### [Dataset content]

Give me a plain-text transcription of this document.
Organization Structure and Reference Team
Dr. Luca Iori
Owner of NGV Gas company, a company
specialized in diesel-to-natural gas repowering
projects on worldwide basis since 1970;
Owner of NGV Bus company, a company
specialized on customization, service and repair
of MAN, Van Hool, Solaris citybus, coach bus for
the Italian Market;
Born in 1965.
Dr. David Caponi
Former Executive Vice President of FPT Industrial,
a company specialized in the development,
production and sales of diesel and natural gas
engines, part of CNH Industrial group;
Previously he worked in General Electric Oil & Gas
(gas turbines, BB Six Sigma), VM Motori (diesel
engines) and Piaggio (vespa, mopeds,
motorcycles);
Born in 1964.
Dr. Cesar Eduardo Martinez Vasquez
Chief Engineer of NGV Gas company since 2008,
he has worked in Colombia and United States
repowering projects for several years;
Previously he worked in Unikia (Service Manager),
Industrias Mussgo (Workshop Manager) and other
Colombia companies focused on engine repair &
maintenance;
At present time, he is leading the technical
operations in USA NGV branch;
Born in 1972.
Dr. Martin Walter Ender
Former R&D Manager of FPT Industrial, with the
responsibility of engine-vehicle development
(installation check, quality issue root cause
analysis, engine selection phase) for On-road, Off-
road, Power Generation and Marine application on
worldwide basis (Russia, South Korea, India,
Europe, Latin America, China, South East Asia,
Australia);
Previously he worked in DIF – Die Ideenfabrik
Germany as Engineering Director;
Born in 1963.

### [The request]
Write out every line from the records above, word for word.

### [Complete response]
Give me a plain-text transcription of this document.
Organization Structure and Reference Team
Dr. Luca Iori
Owner of NGV Gas company, a company
specialized in diesel-to-natural gas repowering
projects on worldwide basis since 1970;
Owner of NGV Bus company, a company
specialized on customization, service and repair
of MAN, Van Hool, Solaris citybus, coach bus for
the Italian Market;
Born in 1965.
Dr. David Caponi
Former Executive Vice President of FPT Industrial,
a company specialized in the development,
production and sales of diesel and natural gas
engines, part of CNH Industrial group;
Previously he worked in General Electric Oil & Gas
(gas turbines, BB Six Sigma), VM Motori (diesel
engines) and Piaggio (vespa, mopeds,
motorcycles);
Born in 1964.
Dr. Cesar Eduardo Martinez Vasquez
Chief Engineer of NGV Gas company since 2008,
he has worked in Colombia and United States
repowering projects for several years;
Previously he worked in Unikia (Service Manager),
Industrias Mussgo (Workshop Manager) and other
Colombia companies focused on engine repair &
maintenance;
At present time, he is leading the technical
operations in USA NGV branch;
Born in 1972.
Dr. Martin Walter Ender
Former R&D Manager of FPT Industrial, with the
responsibility of engine-vehicle development
(installation check, quality issue root cause
analysis, engine selection phase) for On-road, Off-
road, Power Generation and Marine application on
worldwide basis (Russia, South Korea, India,
Europe, Latin America, China, South East Asia,
Australia);
Previously he worked in DIF – Die Ideenfabrik
Germany as Engineering Director;
Born in 1963.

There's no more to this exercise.